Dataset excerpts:
-- Start --
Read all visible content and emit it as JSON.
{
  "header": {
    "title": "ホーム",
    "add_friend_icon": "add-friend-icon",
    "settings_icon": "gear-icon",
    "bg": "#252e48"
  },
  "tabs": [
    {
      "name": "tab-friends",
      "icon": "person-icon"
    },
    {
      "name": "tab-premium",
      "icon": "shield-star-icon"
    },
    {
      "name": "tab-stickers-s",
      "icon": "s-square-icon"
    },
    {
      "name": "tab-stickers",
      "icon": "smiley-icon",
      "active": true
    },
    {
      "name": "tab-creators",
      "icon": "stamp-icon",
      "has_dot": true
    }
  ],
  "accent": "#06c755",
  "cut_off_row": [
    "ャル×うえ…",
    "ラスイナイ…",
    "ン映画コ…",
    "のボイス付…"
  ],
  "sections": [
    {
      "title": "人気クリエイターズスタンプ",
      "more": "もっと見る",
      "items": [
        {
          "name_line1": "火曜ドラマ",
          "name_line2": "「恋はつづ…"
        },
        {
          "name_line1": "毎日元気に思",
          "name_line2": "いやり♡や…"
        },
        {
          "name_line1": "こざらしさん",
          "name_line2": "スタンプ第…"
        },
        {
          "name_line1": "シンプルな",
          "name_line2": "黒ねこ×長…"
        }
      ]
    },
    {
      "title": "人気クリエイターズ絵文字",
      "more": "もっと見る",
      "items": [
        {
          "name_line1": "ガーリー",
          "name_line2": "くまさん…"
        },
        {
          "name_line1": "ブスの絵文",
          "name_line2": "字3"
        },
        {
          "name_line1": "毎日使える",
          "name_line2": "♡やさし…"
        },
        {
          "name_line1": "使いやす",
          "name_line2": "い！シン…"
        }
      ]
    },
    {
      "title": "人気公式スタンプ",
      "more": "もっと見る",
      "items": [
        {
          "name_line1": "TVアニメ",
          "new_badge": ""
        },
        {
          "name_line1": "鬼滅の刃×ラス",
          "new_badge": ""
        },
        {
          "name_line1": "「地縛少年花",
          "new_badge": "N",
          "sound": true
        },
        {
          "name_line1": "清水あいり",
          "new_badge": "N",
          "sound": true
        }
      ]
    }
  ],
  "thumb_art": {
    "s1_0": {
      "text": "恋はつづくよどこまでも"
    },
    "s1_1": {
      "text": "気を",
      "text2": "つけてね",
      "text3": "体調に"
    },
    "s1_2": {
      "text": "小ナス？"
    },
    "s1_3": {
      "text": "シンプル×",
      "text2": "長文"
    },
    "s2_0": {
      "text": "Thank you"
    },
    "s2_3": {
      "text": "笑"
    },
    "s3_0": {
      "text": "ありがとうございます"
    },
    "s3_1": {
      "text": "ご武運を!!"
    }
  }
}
-- End --
Description of the task >>
The data above must be returned in full, exactly as written.

Result >>
Read all visible content and emit it as JSON.
{
  "header": {
    "title": "ホーム",
    "add_friend_icon": "add-friend-icon",
    "settings_icon": "gear-icon",
    "bg": "#252e48"
  },
  "tabs": [
    {
      "name": "tab-friends",
      "icon": "person-icon"
    },
    {
      "name": "tab-premium",
      "icon": "shield-star-icon"
    },
    {
      "name": "tab-stickers-s",
      "icon": "s-square-icon"
    },
    {
      "name": "tab-stickers",
      "icon": "smiley-icon",
      "active": true
    },
    {
      "name": "tab-creators",
      "icon": "stamp-icon",
      "has_dot": true
    }
  ],
  "accent": "#06c755",
  "cut_off_row": [
    "ャル×うえ…",
    "ラスイナイ…",
    "ン映画コ…",
    "のボイス付…"
  ],
  "sections": [
    {
      "title": "人気クリエイターズスタンプ",
      "more": "もっと見る",
      "items": [
        {
          "name_line1": "火曜ドラマ",
          "name_line2": "「恋はつづ…"
        },
        {
          "name_line1": "毎日元気に思",
          "name_line2": "いやり♡や…"
        },
        {
          "name_line1": "こざらしさん",
          "name_line2": "スタンプ第…"
        },
        {
          "name_line1": "シンプルな",
          "name_line2": "黒ねこ×長…"
        }
      ]
    },
    {
      "title": "人気クリエイターズ絵文字",
      "more": "もっと見る",
      "items": [
        {
          "name_line1": "ガーリー",
          "name_line2": "くまさん…"
        },
        {
          "name_line1": "ブスの絵文",
          "name_line2": "字3"
        },
        {
          "name_line1": "毎日使える",
          "name_line2": "♡やさし…"
        },
        {
          "name_line1": "使いやす",
          "name_line2": "い！シン…"
        }
      ]
    },
    {
      "title": "人気公式スタンプ",
      "more": "もっと見る",
      "items": [
        {
          "name_line1": "TVアニメ",
          "new_badge": ""
        },
        {
          "name_line1": "鬼滅の刃×ラス",
          "new_badge": ""
        },
        {
          "name_line1": "「地縛少年花",
          "new_badge": "N",
          "sound": true
        },
        {
          "name_line1": "清水あいり",
          "new_badge": "N",
          "sound": true
        }
      ]
    }
  ],
  "thumb_art": {
    "s1_0": {
      "text": "恋はつづくよどこまでも"
    },
    "s1_1": {
      "text": "気を",
      "text2": "つけてね",
      "text3": "体調に"
    },
    "s1_2": {
      "text": "小ナス？"
    },
    "s1_3": {
      "text": "シンプル×",
      "text2": "長文"
    },
    "s2_0": {
      "text": "Thank you"
    },
    "s2_3": {
      "text": "笑"
    },
    "s3_0": {
      "text": "ありがとうございます"
    },
    "s3_1": {
      "text": "ご武運を!!"
    }
  }
}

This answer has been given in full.